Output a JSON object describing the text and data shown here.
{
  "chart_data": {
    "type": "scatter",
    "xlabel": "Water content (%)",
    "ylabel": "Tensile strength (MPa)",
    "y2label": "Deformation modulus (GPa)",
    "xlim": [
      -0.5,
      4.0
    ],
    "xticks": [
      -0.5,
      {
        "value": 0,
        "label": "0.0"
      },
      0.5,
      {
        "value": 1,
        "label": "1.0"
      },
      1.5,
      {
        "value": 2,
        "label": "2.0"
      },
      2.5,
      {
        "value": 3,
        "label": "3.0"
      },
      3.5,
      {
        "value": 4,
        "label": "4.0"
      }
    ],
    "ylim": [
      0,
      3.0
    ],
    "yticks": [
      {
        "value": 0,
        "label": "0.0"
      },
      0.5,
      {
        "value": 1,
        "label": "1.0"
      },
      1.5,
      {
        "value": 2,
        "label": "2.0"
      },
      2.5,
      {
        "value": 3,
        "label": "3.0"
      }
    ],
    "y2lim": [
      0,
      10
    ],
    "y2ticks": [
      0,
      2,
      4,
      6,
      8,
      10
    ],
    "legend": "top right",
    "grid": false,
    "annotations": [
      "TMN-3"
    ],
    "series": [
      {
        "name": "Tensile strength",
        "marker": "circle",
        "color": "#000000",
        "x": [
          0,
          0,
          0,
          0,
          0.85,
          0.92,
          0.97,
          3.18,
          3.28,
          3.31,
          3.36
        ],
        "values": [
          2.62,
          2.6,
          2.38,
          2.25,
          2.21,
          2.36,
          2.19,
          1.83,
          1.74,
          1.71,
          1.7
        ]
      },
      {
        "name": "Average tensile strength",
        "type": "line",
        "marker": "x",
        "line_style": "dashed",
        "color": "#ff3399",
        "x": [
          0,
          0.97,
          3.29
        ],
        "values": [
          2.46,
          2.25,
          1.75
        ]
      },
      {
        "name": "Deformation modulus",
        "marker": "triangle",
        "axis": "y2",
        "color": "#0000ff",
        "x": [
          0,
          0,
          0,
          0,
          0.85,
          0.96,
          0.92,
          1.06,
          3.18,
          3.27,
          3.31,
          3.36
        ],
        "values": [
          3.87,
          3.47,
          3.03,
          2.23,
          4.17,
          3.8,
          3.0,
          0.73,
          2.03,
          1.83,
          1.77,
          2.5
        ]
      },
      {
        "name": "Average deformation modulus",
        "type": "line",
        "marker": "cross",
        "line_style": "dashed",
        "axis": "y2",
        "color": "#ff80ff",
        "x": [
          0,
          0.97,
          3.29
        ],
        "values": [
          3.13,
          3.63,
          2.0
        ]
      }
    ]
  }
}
--
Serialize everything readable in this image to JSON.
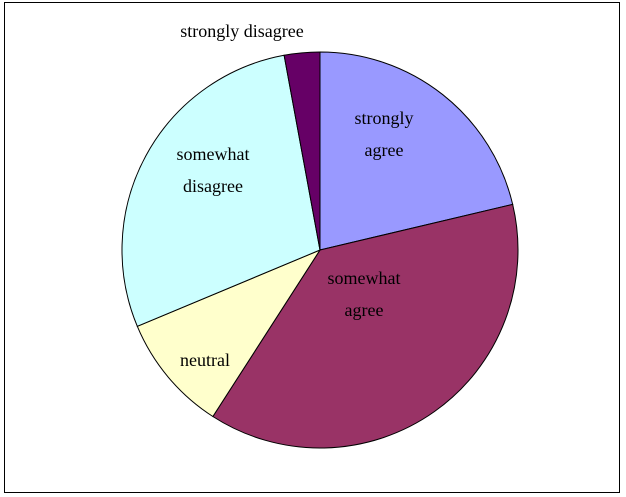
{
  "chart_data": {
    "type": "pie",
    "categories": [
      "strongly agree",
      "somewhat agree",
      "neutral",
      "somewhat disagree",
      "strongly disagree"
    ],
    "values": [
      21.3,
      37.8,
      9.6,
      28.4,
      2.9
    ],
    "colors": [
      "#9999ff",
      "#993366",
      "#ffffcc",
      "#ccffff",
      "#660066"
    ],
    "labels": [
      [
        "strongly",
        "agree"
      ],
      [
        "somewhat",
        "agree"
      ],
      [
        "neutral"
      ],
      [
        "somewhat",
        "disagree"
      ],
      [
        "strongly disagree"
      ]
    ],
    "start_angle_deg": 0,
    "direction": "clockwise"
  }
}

BRIEF - Collect from the data above every line that includes "marker".

CORRECT RESULT -
        "marker": "circle",
        "marker": "x",
        "marker": "triangle",
        "marker": "cross",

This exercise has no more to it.